══ Data provided ══

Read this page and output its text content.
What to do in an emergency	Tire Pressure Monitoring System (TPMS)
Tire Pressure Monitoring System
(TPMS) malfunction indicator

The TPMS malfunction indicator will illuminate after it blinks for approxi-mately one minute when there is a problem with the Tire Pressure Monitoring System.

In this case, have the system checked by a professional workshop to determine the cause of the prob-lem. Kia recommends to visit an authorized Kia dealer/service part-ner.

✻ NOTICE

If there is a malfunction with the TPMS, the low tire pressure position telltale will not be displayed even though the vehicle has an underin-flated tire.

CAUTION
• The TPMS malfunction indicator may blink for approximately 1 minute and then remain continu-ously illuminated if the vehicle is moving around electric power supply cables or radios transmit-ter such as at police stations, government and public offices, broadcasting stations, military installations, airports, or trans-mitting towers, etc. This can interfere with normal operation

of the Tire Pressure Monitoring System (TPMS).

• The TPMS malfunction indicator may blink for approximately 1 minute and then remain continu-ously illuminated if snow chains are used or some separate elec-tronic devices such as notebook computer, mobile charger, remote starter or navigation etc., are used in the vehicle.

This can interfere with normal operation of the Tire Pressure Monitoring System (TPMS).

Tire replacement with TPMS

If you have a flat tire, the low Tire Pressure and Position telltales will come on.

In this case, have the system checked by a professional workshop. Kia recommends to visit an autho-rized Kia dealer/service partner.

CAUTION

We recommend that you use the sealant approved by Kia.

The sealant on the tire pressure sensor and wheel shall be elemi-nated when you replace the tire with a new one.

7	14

═══

#### Challenge:
How many of the lines above include the string "there"? Reply with the number by itself.

#### Complete answer:
2